# Input for this task
┌──

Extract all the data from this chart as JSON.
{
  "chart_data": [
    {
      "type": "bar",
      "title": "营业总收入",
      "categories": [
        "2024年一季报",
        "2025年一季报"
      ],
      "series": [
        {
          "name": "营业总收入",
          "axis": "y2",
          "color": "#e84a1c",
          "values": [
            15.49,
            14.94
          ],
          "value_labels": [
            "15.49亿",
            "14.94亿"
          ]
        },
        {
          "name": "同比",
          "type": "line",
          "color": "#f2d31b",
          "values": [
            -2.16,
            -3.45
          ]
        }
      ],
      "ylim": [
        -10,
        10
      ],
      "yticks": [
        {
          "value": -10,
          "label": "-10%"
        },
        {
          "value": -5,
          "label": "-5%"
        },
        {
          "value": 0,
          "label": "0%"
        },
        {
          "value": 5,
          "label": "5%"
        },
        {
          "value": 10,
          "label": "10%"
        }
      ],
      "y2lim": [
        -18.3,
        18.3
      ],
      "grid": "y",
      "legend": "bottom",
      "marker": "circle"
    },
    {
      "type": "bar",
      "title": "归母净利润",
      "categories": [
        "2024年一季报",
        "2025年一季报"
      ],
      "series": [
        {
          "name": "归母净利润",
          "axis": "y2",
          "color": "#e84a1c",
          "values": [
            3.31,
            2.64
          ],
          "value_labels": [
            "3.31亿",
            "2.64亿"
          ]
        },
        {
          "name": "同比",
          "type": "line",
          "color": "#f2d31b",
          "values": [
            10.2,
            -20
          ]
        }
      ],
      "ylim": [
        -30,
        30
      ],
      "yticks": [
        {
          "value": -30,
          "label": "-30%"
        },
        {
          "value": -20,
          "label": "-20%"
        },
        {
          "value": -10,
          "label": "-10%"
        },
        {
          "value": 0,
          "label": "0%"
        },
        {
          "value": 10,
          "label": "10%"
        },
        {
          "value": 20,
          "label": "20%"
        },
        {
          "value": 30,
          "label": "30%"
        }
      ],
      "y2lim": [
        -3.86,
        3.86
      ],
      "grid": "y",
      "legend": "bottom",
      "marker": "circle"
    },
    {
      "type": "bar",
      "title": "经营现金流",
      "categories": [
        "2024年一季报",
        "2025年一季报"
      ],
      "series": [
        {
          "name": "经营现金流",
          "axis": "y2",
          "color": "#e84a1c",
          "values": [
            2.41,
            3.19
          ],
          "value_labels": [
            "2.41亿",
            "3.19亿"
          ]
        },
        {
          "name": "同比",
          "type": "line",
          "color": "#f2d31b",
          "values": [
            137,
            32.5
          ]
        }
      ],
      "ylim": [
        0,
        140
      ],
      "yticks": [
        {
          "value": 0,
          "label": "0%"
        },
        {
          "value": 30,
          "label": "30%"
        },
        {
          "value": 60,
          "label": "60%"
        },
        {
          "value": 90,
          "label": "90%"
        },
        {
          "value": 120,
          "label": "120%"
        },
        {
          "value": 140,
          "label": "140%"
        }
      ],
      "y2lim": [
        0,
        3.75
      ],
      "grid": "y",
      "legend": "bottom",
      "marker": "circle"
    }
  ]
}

└──

# Exercise aim
Each line of the material should be duplicated exactly, please.

# Answer to this problem
Extract all the data from this chart as JSON.
{
  "chart_data": [
    {
      "type": "bar",
      "title": "营业总收入",
      "categories": [
        "2024年一季报",
        "2025年一季报"
      ],
      "series": [
        {
          "name": "营业总收入",
          "axis": "y2",
          "color": "#e84a1c",
          "values": [
            15.49,
            14.94
          ],
          "value_labels": [
            "15.49亿",
            "14.94亿"
          ]
        },
        {
          "name": "同比",
          "type": "line",
          "color": "#f2d31b",
          "values": [
            -2.16,
            -3.45
          ]
        }
      ],
      "ylim": [
        -10,
        10
      ],
      "yticks": [
        {
          "value": -10,
          "label": "-10%"
        },
        {
          "value": -5,
          "label": "-5%"
        },
        {
          "value": 0,
          "label": "0%"
        },
        {
          "value": 5,
          "label": "5%"
        },
        {
          "value": 10,
          "label": "10%"
        }
      ],
      "y2lim": [
        -18.3,
        18.3
      ],
      "grid": "y",
      "legend": "bottom",
      "marker": "circle"
    },
    {
      "type": "bar",
      "title": "归母净利润",
      "categories": [
        "2024年一季报",
        "2025年一季报"
      ],
      "series": [
        {
          "name": "归母净利润",
          "axis": "y2",
          "color": "#e84a1c",
          "values": [
            3.31,
            2.64
          ],
          "value_labels": [
            "3.31亿",
            "2.64亿"
          ]
        },
        {
          "name": "同比",
          "type": "line",
          "color": "#f2d31b",
          "values": [
            10.2,
            -20
          ]
        }
      ],
      "ylim": [
        -30,
        30
      ],
      "yticks": [
        {
          "value": -30,
          "label": "-30%"
        },
        {
          "value": -20,
          "label": "-20%"
        },
        {
          "value": -10,
          "label": "-10%"
        },
        {
          "value": 0,
          "label": "0%"
        },
        {
          "value": 10,
          "label": "10%"
        },
        {
          "value": 20,
          "label": "20%"
        },
        {
          "value": 30,
          "label": "30%"
        }
      ],
      "y2lim": [
        -3.86,
        3.86
      ],
      "grid": "y",
      "legend": "bottom",
      "marker": "circle"
    },
    {
      "type": "bar",
      "title": "经营现金流",
      "categories": [
        "2024年一季报",
        "2025年一季报"
      ],
      "series": [
        {
          "name": "经营现金流",
          "axis": "y2",
          "color": "#e84a1c",
          "values": [
            2.41,
            3.19
          ],
          "value_labels": [
            "2.41亿",
            "3.19亿"
          ]
        },
        {
          "name": "同比",
          "type": "line",
          "color": "#f2d31b",
          "values": [
            137,
            32.5
          ]
        }
      ],
      "ylim": [
        0,
        140
      ],
      "yticks": [
        {
          "value": 0,
          "label": "0%"
        },
        {
          "value": 30,
          "label": "30%"
        },
        {
          "value": 60,
          "label": "60%"
        },
        {
          "value": 90,
          "label": "90%"
        },
        {
          "value": 120,
          "label": "120%"
        },
        {
          "value": 140,
          "label": "140%"
        }
      ],
      "y2lim": [
        0,
        3.75
      ],
      "grid": "y",
      "legend": "bottom",
      "marker": "circle"
    }
  ]
}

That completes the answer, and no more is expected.